**Short task**
Copy out each line below exactly as it appears.

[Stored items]
------------------------------------------------

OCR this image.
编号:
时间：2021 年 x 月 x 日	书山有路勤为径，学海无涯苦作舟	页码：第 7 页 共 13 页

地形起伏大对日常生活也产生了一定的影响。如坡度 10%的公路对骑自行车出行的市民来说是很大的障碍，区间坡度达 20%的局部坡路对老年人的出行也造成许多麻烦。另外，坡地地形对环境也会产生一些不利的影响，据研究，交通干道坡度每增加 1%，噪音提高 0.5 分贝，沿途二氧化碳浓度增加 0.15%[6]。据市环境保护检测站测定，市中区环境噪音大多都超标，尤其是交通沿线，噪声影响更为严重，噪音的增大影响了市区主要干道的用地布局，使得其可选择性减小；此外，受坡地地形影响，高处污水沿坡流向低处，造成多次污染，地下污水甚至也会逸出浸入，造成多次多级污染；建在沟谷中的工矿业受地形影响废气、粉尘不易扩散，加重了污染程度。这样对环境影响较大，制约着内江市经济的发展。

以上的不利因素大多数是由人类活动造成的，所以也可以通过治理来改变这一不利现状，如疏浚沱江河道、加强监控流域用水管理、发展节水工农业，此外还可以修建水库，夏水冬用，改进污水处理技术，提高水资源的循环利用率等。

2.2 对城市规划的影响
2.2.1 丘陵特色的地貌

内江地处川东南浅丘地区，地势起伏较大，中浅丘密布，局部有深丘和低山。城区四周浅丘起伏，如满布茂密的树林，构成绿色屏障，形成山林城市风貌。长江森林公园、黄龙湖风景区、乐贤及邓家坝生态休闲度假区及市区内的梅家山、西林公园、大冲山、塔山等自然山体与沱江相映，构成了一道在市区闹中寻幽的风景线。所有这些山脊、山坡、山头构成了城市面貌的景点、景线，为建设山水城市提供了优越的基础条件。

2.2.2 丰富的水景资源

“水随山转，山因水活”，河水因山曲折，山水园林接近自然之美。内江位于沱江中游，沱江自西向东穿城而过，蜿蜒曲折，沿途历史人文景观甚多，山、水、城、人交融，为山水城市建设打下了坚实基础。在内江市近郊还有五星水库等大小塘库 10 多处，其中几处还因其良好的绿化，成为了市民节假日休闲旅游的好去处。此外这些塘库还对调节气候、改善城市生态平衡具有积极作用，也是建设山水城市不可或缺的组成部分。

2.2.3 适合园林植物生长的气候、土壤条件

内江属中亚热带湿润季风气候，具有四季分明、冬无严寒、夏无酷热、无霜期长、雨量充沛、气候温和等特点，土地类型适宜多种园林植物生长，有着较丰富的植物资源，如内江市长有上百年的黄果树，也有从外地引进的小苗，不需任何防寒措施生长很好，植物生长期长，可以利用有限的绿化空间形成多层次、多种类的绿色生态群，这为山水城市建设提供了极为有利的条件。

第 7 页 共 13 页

------------------------------------------------

**Task solution**
OCR this image.
编号:
时间：2021 年 x 月 x 日	书山有路勤为径，学海无涯苦作舟	页码：第 7 页 共 13 页

地形起伏大对日常生活也产生了一定的影响。如坡度 10%的公路对骑自行车出行的市民来说是很大的障碍，区间坡度达 20%的局部坡路对老年人的出行也造成许多麻烦。另外，坡地地形对环境也会产生一些不利的影响，据研究，交通干道坡度每增加 1%，噪音提高 0.5 分贝，沿途二氧化碳浓度增加 0.15%[6]。据市环境保护检测站测定，市中区环境噪音大多都超标，尤其是交通沿线，噪声影响更为严重，噪音的增大影响了市区主要干道的用地布局，使得其可选择性减小；此外，受坡地地形影响，高处污水沿坡流向低处，造成多次污染，地下污水甚至也会逸出浸入，造成多次多级污染；建在沟谷中的工矿业受地形影响废气、粉尘不易扩散，加重了污染程度。这样对环境影响较大，制约着内江市经济的发展。

以上的不利因素大多数是由人类活动造成的，所以也可以通过治理来改变这一不利现状，如疏浚沱江河道、加强监控流域用水管理、发展节水工农业，此外还可以修建水库，夏水冬用，改进污水处理技术，提高水资源的循环利用率等。

2.2 对城市规划的影响
2.2.1 丘陵特色的地貌

内江地处川东南浅丘地区，地势起伏较大，中浅丘密布，局部有深丘和低山。城区四周浅丘起伏，如满布茂密的树林，构成绿色屏障，形成山林城市风貌。长江森林公园、黄龙湖风景区、乐贤及邓家坝生态休闲度假区及市区内的梅家山、西林公园、大冲山、塔山等自然山体与沱江相映，构成了一道在市区闹中寻幽的风景线。所有这些山脊、山坡、山头构成了城市面貌的景点、景线，为建设山水城市提供了优越的基础条件。

2.2.2 丰富的水景资源

“水随山转，山因水活”，河水因山曲折，山水园林接近自然之美。内江位于沱江中游，沱江自西向东穿城而过，蜿蜒曲折，沿途历史人文景观甚多，山、水、城、人交融，为山水城市建设打下了坚实基础。在内江市近郊还有五星水库等大小塘库 10 多处，其中几处还因其良好的绿化，成为了市民节假日休闲旅游的好去处。此外这些塘库还对调节气候、改善城市生态平衡具有积极作用，也是建设山水城市不可或缺的组成部分。

2.2.3 适合园林植物生长的气候、土壤条件

内江属中亚热带湿润季风气候，具有四季分明、冬无严寒、夏无酷热、无霜期长、雨量充沛、气候温和等特点，土地类型适宜多种园林植物生长，有着较丰富的植物资源，如内江市长有上百年的黄果树，也有从外地引进的小苗，不需任何防寒措施生长很好，植物生长期长，可以利用有限的绿化空间形成多层次、多种类的绿色生态群，这为山水城市建设提供了极为有利的条件。

第 7 页 共 13 页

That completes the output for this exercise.